Text shown:
[6/6] eventfs: clean up dentry ops and add revalidate function
Commit Message
In order for the dentries to stay up-to-date with the eventfs changes,
just add a 'd_revalidate' function that checks the 'is_freed' bit.
Also, clean up the dentry release to actually use d_release() rather
than the slightly odd d_iput() function. We don't care about the inode,
all we want to do is to get rid of the refcount to the eventfs data
added by dentry->d_fsdata.
It would probably be cleaner to make eventfs its own filesystem, or at
least set its own dentry ops when looking up eventfs files. But as it
is, only eventfs dentries use d_fsdata, so we don't really need to split
these things up by use.
Another thing that might be worth doing is to make all eventfs lookups
mark their dentries as not worth caching. We could do that with
d_delete(), but the DCACHE_DONTCACHE flag would likely be even better.
As it is, the dentries are all freeable, but they only tend to get freed
at memory pressure rather than more proactively. But that's a separate
issue.
Signed-off-by: Linus Torvalds <torvalds@linux-foundation.org>
---
fs/tracefs/event_inode.c | 21 +++++----------------
fs/tracefs/inode.c | 27 ++++++++++++++++++---------
fs/tracefs/internal.h | 3 ++-
3 files changed, 25 insertions(+), 26 deletions(-)
Comments
On Tue, 30 Jan 2024 at 13:25, Steven Rostedt <rostedt@goodmis.org> wrote:
>
> I actually find the dentry's sticking around when their ref counts go to
> zero a feature. Tracing applications will open and close the eventfs files
> many times. If the dentry were to be deleted on every close, it would need
> to be create over again in short spurts.
Sure. I think this is literally a tuning thing, and we'll see if
anybody ever says "the dentry cache grows too much with tracefs".
Linus
On Tue, 30 Jan 2024 at 18:46, Al Viro <viro@zeniv.linux.org.uk> wrote:
>
> What's to stop ->d_revalidate() from being called in parallel with
> __dentry_kill()?
Oh, you're right.
For some reason I thought we did the d_release() _after_ the RCU grace
period, but we don't.
Why don't we, btw? It would be so much better if we did the
d_release() from __d_free(). We have all that smarts in fs/dcache.c to
decide if we need to RCU-delay it or not, and then we don't let
filesystems use it.

Listings of boxed layout items:
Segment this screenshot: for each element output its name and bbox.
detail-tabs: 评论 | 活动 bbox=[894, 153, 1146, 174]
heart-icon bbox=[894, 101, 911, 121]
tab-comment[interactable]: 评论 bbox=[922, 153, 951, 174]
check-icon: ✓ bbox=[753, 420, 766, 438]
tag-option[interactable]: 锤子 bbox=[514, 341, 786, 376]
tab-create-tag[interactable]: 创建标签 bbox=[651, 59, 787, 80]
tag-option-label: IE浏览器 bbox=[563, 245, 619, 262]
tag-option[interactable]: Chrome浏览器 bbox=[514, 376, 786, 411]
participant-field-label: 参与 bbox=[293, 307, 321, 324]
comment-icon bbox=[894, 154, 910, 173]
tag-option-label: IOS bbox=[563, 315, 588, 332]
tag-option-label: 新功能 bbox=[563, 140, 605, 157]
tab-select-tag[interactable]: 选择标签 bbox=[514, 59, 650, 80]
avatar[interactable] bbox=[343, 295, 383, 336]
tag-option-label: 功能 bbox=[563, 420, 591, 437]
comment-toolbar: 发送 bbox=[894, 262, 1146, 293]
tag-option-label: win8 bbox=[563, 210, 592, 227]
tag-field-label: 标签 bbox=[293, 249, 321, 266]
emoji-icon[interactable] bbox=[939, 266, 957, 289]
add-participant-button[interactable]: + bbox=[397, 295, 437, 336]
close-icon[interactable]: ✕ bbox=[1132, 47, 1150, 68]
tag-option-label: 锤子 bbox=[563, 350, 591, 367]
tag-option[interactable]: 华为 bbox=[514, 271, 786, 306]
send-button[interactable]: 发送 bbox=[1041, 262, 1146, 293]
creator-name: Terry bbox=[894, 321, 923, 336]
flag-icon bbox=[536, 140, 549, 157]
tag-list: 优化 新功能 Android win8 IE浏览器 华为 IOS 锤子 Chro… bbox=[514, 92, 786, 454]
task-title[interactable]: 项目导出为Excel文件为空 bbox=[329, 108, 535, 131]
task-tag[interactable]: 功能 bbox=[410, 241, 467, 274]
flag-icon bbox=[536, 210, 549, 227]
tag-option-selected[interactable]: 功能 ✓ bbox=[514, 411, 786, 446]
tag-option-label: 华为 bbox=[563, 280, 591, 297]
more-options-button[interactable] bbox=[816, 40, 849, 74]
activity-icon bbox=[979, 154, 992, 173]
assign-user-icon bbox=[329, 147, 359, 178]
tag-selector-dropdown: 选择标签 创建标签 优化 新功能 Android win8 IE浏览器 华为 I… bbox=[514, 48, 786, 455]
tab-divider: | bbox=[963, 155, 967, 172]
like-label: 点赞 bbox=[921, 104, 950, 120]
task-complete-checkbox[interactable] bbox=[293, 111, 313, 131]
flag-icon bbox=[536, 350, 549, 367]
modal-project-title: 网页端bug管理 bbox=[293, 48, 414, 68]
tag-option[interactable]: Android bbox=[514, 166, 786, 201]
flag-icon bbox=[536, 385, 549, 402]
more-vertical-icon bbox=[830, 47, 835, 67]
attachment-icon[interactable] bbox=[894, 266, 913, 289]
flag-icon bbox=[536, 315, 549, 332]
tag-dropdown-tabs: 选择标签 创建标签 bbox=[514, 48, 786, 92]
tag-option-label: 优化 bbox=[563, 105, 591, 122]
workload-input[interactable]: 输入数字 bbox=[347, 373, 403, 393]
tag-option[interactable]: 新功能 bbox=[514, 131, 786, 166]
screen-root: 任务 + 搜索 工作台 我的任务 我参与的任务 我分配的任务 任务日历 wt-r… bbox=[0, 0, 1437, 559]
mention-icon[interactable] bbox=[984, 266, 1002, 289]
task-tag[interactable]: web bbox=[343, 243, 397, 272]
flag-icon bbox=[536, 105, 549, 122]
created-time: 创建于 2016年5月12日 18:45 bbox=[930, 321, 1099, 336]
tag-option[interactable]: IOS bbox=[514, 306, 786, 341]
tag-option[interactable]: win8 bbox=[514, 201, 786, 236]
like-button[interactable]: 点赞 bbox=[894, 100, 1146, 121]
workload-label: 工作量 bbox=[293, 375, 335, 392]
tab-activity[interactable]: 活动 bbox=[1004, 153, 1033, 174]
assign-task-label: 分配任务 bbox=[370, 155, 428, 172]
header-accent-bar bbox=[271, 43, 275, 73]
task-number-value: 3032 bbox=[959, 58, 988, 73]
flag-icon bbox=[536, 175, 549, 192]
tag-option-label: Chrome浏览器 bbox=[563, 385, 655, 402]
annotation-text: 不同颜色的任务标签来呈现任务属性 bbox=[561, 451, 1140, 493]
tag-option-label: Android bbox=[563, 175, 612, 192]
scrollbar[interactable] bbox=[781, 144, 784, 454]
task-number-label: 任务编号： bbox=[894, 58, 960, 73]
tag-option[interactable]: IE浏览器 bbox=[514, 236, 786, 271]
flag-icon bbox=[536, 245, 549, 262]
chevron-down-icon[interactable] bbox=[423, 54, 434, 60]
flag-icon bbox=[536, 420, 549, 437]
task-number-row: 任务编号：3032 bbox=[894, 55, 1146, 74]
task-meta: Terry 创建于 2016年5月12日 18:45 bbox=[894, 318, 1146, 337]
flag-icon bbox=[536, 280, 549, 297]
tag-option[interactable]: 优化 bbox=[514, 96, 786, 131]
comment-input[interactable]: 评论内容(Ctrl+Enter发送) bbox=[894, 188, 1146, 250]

What you should do:
Reproduce the passage of the eventfs patch thread that opens with the words "Sure. I think" and closes with "but we don't.", word for word.

Solution for this task:
Sure. I think this is literally a tuning thing, and we'll see if
anybody ever says "the dentry cache grows too much with tracefs".
Linus
On Tue, 30 Jan 2024 at 18:46, Al Viro <viro@zeniv.linux.org.uk> wrote:
>
> What's to stop ->d_revalidate() from being called in parallel with
> __dentry_kill()?
Oh, you're right.
For some reason I thought we did the d_release() _after_ the RCU grace
period, but we don't.